[Items from a dataset]
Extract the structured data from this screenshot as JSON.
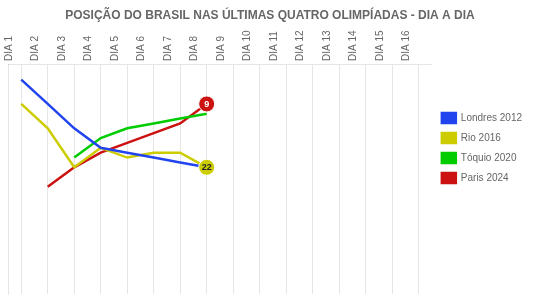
{
  "chart_data": {
    "type": "line",
    "title": "POSIÇÃO DO BRASIL NAS ÚLTIMAS QUATRO OLIMPÍADAS - DIA A DIA",
    "categories": [
      "DIA 1",
      "DIA 2",
      "DIA 3",
      "DIA 4",
      "DIA 5",
      "DIA 6",
      "DIA 7",
      "DIA 8",
      "DIA 9",
      "DIA 10",
      "DIA 11",
      "DIA 12",
      "DIA 13",
      "DIA 14",
      "DIA 15",
      "DIA 16"
    ],
    "series": [
      {
        "name": "Londres 2012",
        "color": "#2244ee",
        "values": [
          4,
          9,
          14,
          18,
          19,
          20,
          21,
          22,
          null,
          null,
          null,
          null,
          null,
          null,
          null,
          null
        ]
      },
      {
        "name": "Rio 2016",
        "color": "#cccc00",
        "values": [
          9,
          14,
          22,
          18,
          20,
          19,
          19,
          22,
          null,
          null,
          null,
          null,
          null,
          null,
          null,
          null
        ]
      },
      {
        "name": "Tóquio 2020",
        "color": "#00cc00",
        "values": [
          null,
          null,
          20,
          16,
          14,
          13,
          12,
          11,
          null,
          null,
          null,
          null,
          null,
          null,
          null,
          null
        ]
      },
      {
        "name": "Paris 2024",
        "color": "#cc1111",
        "values": [
          null,
          26,
          22,
          19,
          17,
          15,
          13,
          9,
          null,
          null,
          null,
          null,
          null,
          null,
          null,
          null
        ]
      }
    ],
    "ylim": [
      48,
      1
    ],
    "grid": "x",
    "tick_labels": "x",
    "legend": "right",
    "annotations": [
      {
        "series": "Paris 2024",
        "category": "DIA 8",
        "value": 9,
        "label": "9"
      },
      {
        "series": "Rio 2016",
        "category": "DIA 8",
        "value": 22,
        "label": "22"
      }
    ]
  }
}
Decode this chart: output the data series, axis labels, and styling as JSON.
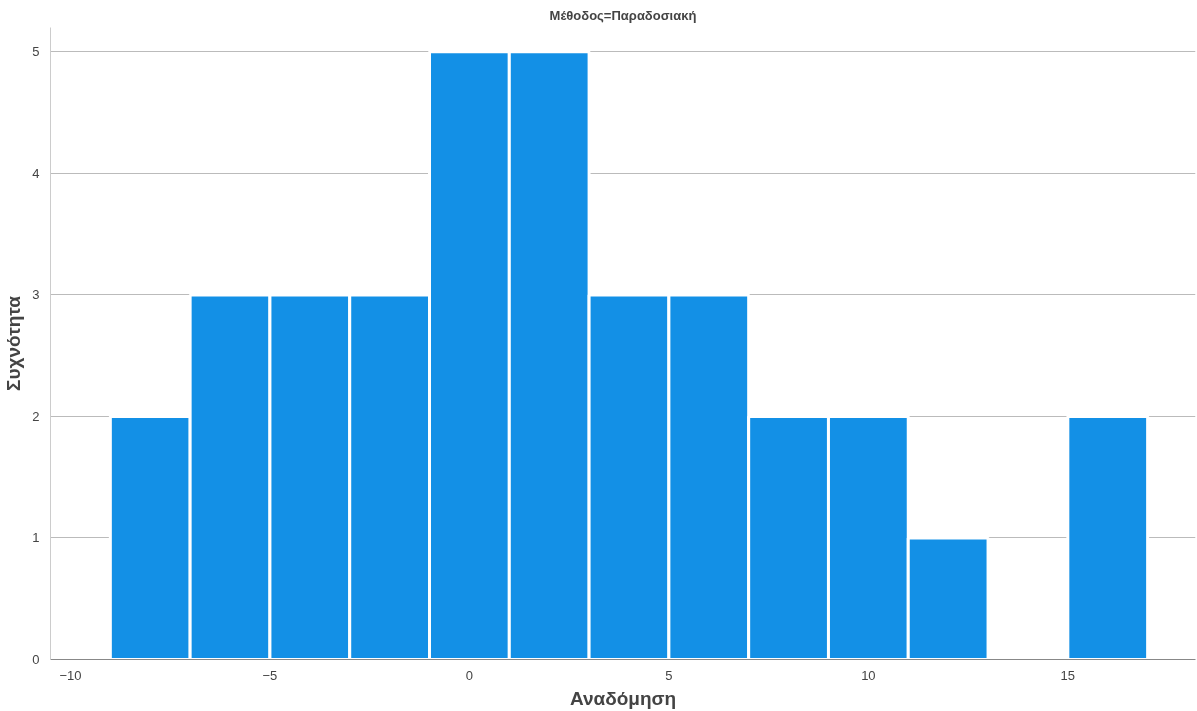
{
  "chart_data": {
    "type": "histogram",
    "title": "Μέθοδος=Παραδοσιακή",
    "xlabel": "Αναδόμηση",
    "ylabel": "Συχνότητα",
    "bins": [
      -9,
      -7,
      -5,
      -3,
      -1,
      1,
      3,
      5,
      7,
      9,
      11,
      13,
      15,
      17
    ],
    "values": [
      2,
      3,
      3,
      3,
      5,
      5,
      3,
      3,
      2,
      2,
      1,
      0,
      2
    ],
    "color": "#1390e6",
    "xlim": [
      -10.5,
      18.2
    ],
    "xticks": [
      -10,
      -5,
      0,
      5,
      10,
      15
    ],
    "ylim": [
      0,
      5.2
    ],
    "yticks": [
      0,
      1,
      2,
      3,
      4,
      5
    ],
    "grid": "y"
  }
}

> _Aim_
Search the records for the string "color" and return every line in which it occurs.

> _Answer for this exercise_
        "color": "#2244ee",
        "color": "#cccc00",
        "color": "#00cc00",
        "color": "#cc1111",
    "color": "#1390e6",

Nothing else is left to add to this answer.